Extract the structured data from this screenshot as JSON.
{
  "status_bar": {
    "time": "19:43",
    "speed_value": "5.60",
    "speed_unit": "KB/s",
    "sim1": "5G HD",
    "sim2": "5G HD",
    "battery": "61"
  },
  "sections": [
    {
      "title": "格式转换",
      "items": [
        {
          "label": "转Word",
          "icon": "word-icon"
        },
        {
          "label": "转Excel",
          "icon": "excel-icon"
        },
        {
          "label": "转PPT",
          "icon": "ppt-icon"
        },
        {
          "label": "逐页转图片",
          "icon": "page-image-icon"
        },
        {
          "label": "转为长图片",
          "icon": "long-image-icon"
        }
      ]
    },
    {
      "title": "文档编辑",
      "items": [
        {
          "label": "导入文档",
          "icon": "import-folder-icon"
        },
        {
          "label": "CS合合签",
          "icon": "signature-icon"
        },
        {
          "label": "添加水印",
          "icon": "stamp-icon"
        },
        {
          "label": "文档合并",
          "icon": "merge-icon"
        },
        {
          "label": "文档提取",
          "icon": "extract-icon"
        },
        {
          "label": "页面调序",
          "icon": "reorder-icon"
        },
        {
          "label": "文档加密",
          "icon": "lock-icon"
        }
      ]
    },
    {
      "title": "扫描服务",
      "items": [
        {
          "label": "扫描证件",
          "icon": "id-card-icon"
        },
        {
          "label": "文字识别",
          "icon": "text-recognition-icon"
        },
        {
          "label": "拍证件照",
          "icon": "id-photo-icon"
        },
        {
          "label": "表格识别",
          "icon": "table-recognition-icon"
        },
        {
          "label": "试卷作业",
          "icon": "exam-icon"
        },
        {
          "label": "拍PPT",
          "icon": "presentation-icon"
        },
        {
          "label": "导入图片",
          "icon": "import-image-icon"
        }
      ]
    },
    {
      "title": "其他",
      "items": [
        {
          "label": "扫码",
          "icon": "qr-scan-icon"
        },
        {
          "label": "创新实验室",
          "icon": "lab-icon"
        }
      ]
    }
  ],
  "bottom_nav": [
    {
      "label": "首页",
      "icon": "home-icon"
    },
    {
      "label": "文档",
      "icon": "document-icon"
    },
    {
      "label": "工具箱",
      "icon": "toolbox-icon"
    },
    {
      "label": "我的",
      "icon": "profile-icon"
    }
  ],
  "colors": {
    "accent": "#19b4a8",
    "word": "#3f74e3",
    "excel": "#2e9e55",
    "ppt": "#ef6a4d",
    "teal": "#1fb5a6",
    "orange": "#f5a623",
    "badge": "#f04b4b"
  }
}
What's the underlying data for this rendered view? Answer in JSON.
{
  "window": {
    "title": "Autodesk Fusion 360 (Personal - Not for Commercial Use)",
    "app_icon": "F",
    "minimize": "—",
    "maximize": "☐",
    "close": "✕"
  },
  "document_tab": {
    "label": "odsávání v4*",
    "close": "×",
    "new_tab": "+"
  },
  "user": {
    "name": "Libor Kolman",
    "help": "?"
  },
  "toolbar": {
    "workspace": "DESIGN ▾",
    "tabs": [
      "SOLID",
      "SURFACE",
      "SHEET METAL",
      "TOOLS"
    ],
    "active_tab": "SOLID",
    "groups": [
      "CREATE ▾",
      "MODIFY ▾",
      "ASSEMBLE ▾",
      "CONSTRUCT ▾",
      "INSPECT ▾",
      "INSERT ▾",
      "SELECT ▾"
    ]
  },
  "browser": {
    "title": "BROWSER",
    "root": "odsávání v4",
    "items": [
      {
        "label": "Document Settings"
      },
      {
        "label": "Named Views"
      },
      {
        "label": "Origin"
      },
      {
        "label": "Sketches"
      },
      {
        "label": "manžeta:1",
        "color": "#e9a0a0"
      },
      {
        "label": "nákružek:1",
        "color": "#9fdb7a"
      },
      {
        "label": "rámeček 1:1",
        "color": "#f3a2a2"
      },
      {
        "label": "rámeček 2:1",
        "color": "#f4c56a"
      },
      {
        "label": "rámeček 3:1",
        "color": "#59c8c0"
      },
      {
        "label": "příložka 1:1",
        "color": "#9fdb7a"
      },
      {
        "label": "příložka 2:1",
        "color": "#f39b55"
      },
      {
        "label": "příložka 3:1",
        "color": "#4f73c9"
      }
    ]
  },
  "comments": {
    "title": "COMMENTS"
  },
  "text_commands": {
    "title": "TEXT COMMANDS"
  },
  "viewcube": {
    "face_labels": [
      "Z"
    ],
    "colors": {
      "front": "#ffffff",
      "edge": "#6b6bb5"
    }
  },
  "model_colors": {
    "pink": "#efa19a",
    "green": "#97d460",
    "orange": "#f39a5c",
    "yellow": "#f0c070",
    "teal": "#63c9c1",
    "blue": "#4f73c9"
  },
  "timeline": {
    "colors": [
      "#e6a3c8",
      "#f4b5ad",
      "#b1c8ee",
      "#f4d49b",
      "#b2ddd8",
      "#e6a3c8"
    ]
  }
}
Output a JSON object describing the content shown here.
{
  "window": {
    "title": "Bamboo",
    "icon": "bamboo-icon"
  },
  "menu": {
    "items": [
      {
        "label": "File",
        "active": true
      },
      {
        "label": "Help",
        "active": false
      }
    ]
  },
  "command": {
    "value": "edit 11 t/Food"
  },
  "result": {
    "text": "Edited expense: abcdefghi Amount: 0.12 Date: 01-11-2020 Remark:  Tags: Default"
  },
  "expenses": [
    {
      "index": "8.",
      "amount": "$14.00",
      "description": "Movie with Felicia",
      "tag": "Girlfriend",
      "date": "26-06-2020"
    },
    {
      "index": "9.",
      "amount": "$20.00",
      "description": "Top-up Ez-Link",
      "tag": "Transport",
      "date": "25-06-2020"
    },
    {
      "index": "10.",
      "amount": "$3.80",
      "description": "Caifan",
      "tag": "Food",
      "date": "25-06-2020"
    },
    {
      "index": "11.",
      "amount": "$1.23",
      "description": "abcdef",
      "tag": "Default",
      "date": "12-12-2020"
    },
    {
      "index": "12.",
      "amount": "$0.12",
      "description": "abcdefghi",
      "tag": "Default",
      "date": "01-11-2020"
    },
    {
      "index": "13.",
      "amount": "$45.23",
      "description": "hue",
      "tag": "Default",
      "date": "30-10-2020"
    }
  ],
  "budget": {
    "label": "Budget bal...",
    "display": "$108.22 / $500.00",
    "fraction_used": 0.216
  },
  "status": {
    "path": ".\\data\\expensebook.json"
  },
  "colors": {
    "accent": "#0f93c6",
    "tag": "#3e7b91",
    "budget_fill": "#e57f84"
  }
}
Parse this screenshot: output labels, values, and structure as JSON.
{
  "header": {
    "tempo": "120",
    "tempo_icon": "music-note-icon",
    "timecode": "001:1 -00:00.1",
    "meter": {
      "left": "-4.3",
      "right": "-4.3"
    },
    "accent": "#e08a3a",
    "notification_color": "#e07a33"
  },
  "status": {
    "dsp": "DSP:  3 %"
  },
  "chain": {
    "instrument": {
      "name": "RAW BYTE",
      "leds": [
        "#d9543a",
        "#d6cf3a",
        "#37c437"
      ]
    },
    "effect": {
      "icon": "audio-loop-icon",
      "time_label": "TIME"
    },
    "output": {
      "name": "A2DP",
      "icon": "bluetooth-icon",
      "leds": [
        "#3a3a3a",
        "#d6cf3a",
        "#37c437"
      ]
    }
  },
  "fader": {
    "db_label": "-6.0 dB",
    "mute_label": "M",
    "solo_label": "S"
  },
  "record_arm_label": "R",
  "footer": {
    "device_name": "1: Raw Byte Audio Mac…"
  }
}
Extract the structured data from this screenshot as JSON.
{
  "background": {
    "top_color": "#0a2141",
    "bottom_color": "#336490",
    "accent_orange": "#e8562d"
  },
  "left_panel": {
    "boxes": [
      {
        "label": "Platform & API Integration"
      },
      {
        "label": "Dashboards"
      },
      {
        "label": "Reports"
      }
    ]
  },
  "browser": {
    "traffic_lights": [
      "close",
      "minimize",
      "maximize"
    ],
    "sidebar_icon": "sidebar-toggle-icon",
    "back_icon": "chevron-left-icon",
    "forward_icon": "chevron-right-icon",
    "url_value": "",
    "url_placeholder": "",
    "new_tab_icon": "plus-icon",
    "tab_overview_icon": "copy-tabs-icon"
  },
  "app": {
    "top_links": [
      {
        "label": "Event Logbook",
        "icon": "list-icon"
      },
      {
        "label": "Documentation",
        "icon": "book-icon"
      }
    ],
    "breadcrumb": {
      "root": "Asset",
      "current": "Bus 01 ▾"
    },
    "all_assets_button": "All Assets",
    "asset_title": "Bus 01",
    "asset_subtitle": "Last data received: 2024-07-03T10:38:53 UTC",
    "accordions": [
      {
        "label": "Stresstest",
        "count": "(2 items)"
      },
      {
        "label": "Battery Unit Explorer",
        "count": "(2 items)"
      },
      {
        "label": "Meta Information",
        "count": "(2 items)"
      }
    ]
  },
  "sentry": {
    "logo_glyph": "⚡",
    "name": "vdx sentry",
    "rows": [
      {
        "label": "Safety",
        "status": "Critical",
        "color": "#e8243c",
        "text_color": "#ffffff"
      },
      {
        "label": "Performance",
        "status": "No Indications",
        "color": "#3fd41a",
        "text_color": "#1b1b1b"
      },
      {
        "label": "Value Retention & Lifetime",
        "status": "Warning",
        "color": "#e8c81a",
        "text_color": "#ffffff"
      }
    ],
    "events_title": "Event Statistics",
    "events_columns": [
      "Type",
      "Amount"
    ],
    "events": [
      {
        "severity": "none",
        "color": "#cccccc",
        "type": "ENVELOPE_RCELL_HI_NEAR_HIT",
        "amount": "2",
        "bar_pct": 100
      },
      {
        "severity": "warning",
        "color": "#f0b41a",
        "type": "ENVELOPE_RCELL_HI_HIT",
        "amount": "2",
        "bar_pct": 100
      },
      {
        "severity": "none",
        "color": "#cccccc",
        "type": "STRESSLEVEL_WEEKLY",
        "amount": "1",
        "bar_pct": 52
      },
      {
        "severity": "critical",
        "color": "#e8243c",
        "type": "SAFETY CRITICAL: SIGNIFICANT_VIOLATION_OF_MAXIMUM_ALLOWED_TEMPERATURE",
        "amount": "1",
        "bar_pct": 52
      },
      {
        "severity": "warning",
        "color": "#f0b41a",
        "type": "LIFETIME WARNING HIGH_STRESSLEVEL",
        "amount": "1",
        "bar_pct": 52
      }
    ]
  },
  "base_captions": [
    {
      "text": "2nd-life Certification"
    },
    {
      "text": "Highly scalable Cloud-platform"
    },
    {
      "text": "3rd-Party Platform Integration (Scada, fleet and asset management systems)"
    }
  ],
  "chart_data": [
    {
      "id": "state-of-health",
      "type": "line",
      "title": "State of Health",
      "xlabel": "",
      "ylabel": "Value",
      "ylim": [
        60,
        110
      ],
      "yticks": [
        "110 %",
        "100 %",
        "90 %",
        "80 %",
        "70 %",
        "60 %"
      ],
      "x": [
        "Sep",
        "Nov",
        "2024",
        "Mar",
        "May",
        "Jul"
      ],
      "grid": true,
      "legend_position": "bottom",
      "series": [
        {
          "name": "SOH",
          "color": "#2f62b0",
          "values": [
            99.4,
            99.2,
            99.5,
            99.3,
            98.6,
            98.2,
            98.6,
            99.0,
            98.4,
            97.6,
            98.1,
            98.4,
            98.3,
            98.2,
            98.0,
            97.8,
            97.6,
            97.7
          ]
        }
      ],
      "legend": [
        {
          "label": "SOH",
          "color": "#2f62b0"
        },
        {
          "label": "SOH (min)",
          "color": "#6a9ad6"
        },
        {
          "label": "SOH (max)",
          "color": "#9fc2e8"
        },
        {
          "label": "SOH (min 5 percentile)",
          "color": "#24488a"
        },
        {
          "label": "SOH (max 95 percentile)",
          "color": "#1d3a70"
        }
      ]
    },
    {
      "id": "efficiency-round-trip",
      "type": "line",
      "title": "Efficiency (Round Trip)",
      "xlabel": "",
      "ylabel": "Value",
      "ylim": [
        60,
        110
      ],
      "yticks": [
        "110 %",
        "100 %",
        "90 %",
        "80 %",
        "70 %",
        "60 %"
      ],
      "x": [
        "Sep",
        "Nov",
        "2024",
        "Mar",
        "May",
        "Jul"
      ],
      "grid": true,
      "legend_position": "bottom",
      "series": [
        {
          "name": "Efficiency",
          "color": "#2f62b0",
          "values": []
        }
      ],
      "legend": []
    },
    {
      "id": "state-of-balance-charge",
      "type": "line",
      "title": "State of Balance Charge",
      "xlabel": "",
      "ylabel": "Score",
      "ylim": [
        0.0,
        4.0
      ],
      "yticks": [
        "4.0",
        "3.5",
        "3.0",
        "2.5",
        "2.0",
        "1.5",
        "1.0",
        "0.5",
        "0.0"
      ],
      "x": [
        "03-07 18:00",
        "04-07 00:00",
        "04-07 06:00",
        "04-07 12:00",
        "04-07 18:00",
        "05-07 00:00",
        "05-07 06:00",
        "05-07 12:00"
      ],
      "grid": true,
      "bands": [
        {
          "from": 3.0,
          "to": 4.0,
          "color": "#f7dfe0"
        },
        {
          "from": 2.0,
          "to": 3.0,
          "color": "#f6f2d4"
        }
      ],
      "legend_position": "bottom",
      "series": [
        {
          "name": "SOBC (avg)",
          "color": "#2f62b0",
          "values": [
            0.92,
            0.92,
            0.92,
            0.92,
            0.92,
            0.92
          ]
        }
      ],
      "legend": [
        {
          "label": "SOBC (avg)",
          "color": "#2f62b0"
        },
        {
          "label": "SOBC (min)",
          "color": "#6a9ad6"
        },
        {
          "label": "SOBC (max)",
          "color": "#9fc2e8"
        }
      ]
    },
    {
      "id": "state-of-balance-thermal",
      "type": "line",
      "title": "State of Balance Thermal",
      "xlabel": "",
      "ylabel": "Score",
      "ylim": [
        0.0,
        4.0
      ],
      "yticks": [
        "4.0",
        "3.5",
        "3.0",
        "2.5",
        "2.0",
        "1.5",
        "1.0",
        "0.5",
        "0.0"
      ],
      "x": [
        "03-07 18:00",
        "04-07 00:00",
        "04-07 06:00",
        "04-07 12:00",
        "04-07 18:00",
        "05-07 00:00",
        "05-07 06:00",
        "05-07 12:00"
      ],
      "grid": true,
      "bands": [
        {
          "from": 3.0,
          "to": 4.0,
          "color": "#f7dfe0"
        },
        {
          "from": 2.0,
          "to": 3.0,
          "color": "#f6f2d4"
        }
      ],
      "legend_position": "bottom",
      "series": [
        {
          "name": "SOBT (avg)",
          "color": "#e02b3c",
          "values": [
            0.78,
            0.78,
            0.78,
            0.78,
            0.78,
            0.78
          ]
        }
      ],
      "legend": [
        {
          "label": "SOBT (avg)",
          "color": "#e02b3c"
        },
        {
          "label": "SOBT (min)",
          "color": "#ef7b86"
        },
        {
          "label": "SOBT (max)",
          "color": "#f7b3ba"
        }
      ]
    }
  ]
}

++++++

_Set task:_
Review the material and copy each line in which the word "description" appears.

_Response:_
      "description": "Movie with Felicia",
      "description": "Top-up Ez-Link",
      "description": "Caifan",
      "description": "abcdef",
      "description": "abcdefghi",
      "description": "hue",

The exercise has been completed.